A block of data
»»

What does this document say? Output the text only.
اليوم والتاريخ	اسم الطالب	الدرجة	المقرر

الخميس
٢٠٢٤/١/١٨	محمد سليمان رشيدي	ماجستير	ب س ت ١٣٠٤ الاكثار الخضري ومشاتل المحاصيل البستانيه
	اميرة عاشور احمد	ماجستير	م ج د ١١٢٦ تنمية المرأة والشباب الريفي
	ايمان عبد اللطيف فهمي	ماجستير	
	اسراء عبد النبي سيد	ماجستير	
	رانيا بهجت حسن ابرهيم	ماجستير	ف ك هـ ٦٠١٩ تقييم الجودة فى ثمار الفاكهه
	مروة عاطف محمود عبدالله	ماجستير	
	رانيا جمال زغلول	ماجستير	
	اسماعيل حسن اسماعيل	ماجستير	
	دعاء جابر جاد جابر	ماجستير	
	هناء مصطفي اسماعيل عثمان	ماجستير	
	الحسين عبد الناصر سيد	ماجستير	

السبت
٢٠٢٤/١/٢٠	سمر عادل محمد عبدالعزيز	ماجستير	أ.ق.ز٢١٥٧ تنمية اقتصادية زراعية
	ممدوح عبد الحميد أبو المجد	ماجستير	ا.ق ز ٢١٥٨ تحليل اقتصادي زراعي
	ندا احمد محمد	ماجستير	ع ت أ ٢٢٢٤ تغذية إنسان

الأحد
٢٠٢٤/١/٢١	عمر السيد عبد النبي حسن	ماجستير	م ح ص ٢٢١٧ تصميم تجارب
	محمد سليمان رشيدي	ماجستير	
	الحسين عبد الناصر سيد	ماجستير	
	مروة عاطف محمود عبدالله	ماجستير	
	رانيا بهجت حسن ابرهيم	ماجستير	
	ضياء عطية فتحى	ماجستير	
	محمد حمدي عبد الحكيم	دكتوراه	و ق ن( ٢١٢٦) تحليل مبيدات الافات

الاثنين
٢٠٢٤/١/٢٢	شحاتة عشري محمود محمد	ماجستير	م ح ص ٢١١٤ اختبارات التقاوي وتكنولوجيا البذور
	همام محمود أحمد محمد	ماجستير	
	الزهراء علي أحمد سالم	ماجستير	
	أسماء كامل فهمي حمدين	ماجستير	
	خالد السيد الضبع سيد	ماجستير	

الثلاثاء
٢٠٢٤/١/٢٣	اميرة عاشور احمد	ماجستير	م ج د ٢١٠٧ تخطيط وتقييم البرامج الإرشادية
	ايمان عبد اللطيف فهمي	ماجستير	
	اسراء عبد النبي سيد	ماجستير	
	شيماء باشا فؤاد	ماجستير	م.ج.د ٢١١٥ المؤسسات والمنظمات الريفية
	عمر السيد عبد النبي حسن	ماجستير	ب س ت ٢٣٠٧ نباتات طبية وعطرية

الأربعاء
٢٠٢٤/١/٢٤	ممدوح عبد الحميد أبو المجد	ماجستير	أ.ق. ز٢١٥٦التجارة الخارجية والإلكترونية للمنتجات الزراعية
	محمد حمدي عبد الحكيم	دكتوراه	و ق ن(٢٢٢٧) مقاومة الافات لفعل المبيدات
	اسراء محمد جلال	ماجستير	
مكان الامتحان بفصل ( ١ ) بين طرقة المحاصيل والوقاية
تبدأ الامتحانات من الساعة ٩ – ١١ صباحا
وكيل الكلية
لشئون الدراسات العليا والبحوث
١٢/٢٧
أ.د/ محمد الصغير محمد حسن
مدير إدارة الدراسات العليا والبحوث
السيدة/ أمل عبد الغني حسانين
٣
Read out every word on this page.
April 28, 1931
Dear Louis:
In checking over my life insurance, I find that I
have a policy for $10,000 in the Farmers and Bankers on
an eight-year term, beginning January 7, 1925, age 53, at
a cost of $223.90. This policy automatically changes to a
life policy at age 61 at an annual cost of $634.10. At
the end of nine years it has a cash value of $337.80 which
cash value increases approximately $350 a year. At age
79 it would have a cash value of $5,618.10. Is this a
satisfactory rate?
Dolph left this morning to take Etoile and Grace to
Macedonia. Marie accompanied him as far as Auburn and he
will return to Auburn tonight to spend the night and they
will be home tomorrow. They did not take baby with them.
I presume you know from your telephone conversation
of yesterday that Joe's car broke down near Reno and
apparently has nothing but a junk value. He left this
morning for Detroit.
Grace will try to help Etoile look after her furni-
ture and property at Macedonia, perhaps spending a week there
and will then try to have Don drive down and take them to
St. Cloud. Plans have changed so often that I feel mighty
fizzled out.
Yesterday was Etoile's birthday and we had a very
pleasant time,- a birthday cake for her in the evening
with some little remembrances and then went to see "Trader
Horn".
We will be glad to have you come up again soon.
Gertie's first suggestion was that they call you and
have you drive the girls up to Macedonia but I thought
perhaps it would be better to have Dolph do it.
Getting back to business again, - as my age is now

««

# Goal:
Please set down each line of the records exactly as given.

# Answer:
What does this document say? Output the text only.
اليوم والتاريخ	اسم الطالب	الدرجة	المقرر

الخميس
٢٠٢٤/١/١٨	محمد سليمان رشيدي	ماجستير	ب س ت ١٣٠٤ الاكثار الخضري ومشاتل المحاصيل البستانيه
	اميرة عاشور احمد	ماجستير	م ج د ١١٢٦ تنمية المرأة والشباب الريفي
	ايمان عبد اللطيف فهمي	ماجستير	
	اسراء عبد النبي سيد	ماجستير	
	رانيا بهجت حسن ابرهيم	ماجستير	ف ك هـ ٦٠١٩ تقييم الجودة فى ثمار الفاكهه
	مروة عاطف محمود عبدالله	ماجستير	
	رانيا جمال زغلول	ماجستير	
	اسماعيل حسن اسماعيل	ماجستير	
	دعاء جابر جاد جابر	ماجستير	
	هناء مصطفي اسماعيل عثمان	ماجستير	
	الحسين عبد الناصر سيد	ماجستير	

السبت
٢٠٢٤/١/٢٠	سمر عادل محمد عبدالعزيز	ماجستير	أ.ق.ز٢١٥٧ تنمية اقتصادية زراعية
	ممدوح عبد الحميد أبو المجد	ماجستير	ا.ق ز ٢١٥٨ تحليل اقتصادي زراعي
	ندا احمد محمد	ماجستير	ع ت أ ٢٢٢٤ تغذية إنسان

الأحد
٢٠٢٤/١/٢١	عمر السيد عبد النبي حسن	ماجستير	م ح ص ٢٢١٧ تصميم تجارب
	محمد سليمان رشيدي	ماجستير	
	الحسين عبد الناصر سيد	ماجستير	
	مروة عاطف محمود عبدالله	ماجستير	
	رانيا بهجت حسن ابرهيم	ماجستير	
	ضياء عطية فتحى	ماجستير	
	محمد حمدي عبد الحكيم	دكتوراه	و ق ن( ٢١٢٦) تحليل مبيدات الافات

الاثنين
٢٠٢٤/١/٢٢	شحاتة عشري محمود محمد	ماجستير	م ح ص ٢١١٤ اختبارات التقاوي وتكنولوجيا البذور
	همام محمود أحمد محمد	ماجستير	
	الزهراء علي أحمد سالم	ماجستير	
	أسماء كامل فهمي حمدين	ماجستير	
	خالد السيد الضبع سيد	ماجستير	

الثلاثاء
٢٠٢٤/١/٢٣	اميرة عاشور احمد	ماجستير	م ج د ٢١٠٧ تخطيط وتقييم البرامج الإرشادية
	ايمان عبد اللطيف فهمي	ماجستير	
	اسراء عبد النبي سيد	ماجستير	
	شيماء باشا فؤاد	ماجستير	م.ج.د ٢١١٥ المؤسسات والمنظمات الريفية
	عمر السيد عبد النبي حسن	ماجستير	ب س ت ٢٣٠٧ نباتات طبية وعطرية

الأربعاء
٢٠٢٤/١/٢٤	ممدوح عبد الحميد أبو المجد	ماجستير	أ.ق. ز٢١٥٦التجارة الخارجية والإلكترونية للمنتجات الزراعية
	محمد حمدي عبد الحكيم	دكتوراه	و ق ن(٢٢٢٧) مقاومة الافات لفعل المبيدات
	اسراء محمد جلال	ماجستير	
مكان الامتحان بفصل ( ١ ) بين طرقة المحاصيل والوقاية
تبدأ الامتحانات من الساعة ٩ – ١١ صباحا
وكيل الكلية
لشئون الدراسات العليا والبحوث
١٢/٢٧
أ.د/ محمد الصغير محمد حسن
مدير إدارة الدراسات العليا والبحوث
السيدة/ أمل عبد الغني حسانين
٣
Read out every word on this page.
April 28, 1931
Dear Louis:
In checking over my life insurance, I find that I
have a policy for $10,000 in the Farmers and Bankers on
an eight-year term, beginning January 7, 1925, age 53, at
a cost of $223.90. This policy automatically changes to a
life policy at age 61 at an annual cost of $634.10. At
the end of nine years it has a cash value of $337.80 which
cash value increases approximately $350 a year. At age
79 it would have a cash value of $5,618.10. Is this a
satisfactory rate?
Dolph left this morning to take Etoile and Grace to
Macedonia. Marie accompanied him as far as Auburn and he
will return to Auburn tonight to spend the night and they
will be home tomorrow. They did not take baby with them.
I presume you know from your telephone conversation
of yesterday that Joe's car broke down near Reno and
apparently has nothing but a junk value. He left this
morning for Detroit.
Grace will try to help Etoile look after her furni-
ture and property at Macedonia, perhaps spending a week there
and will then try to have Don drive down and take them to
St. Cloud. Plans have changed so often that I feel mighty
fizzled out.
Yesterday was Etoile's birthday and we had a very
pleasant time,- a birthday cake for her in the evening
with some little remembrances and then went to see "Trader
Horn".
We will be glad to have you come up again soon.
Gertie's first suggestion was that they call you and
have you drive the girls up to Macedonia but I thought
perhaps it would be better to have Dolph do it.
Getting back to business again, - as my age is now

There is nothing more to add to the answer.